**Work to be completed:**
Find how many lines in the data below include the word "text", then write only that number.
## start
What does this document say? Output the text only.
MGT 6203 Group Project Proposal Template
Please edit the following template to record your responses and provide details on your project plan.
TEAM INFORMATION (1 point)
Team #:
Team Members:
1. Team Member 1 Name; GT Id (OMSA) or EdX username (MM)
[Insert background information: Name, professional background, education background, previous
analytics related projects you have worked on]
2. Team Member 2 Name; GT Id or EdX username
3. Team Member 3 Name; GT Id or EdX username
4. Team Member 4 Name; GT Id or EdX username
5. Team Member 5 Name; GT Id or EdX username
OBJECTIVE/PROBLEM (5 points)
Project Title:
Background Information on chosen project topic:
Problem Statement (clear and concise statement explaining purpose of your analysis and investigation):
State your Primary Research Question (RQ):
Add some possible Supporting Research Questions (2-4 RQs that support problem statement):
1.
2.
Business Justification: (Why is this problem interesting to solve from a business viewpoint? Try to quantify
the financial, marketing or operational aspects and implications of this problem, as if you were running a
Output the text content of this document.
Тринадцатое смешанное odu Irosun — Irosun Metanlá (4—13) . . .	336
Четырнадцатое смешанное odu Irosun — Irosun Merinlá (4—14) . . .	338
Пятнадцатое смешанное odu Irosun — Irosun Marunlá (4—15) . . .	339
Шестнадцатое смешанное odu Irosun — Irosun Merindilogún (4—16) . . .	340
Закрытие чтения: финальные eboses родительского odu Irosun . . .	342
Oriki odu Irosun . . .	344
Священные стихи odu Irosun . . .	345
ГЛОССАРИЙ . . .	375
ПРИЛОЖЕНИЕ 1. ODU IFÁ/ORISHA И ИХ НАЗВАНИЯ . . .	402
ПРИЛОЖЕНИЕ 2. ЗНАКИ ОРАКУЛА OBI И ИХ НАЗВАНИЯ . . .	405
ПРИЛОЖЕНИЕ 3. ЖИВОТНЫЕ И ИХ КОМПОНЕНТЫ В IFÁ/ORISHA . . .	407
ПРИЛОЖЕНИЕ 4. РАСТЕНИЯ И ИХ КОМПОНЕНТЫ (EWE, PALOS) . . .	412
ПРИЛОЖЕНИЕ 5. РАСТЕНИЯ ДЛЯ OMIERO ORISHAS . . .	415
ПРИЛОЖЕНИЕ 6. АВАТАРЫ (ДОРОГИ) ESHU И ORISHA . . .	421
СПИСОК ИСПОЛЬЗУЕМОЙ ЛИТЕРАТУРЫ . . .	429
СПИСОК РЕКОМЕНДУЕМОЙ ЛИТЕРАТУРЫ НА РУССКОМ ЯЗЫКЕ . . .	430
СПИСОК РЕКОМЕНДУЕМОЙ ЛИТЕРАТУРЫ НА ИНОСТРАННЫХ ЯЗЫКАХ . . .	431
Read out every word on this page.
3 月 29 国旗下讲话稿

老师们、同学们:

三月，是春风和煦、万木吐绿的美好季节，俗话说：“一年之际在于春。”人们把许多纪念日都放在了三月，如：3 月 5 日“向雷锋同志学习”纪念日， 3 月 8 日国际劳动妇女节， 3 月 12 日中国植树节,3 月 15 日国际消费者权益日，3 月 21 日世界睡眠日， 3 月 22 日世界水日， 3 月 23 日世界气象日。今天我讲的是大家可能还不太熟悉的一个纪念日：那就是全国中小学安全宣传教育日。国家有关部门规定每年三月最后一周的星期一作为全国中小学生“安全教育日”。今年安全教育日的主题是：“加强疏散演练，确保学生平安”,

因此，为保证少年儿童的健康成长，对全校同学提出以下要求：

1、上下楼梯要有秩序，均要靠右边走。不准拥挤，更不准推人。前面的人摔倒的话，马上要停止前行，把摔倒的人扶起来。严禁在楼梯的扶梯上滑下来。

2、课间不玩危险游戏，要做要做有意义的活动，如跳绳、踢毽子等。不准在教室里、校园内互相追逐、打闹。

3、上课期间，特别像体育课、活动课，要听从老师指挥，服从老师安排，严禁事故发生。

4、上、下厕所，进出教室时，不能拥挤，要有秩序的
## end
**Final answer:**
2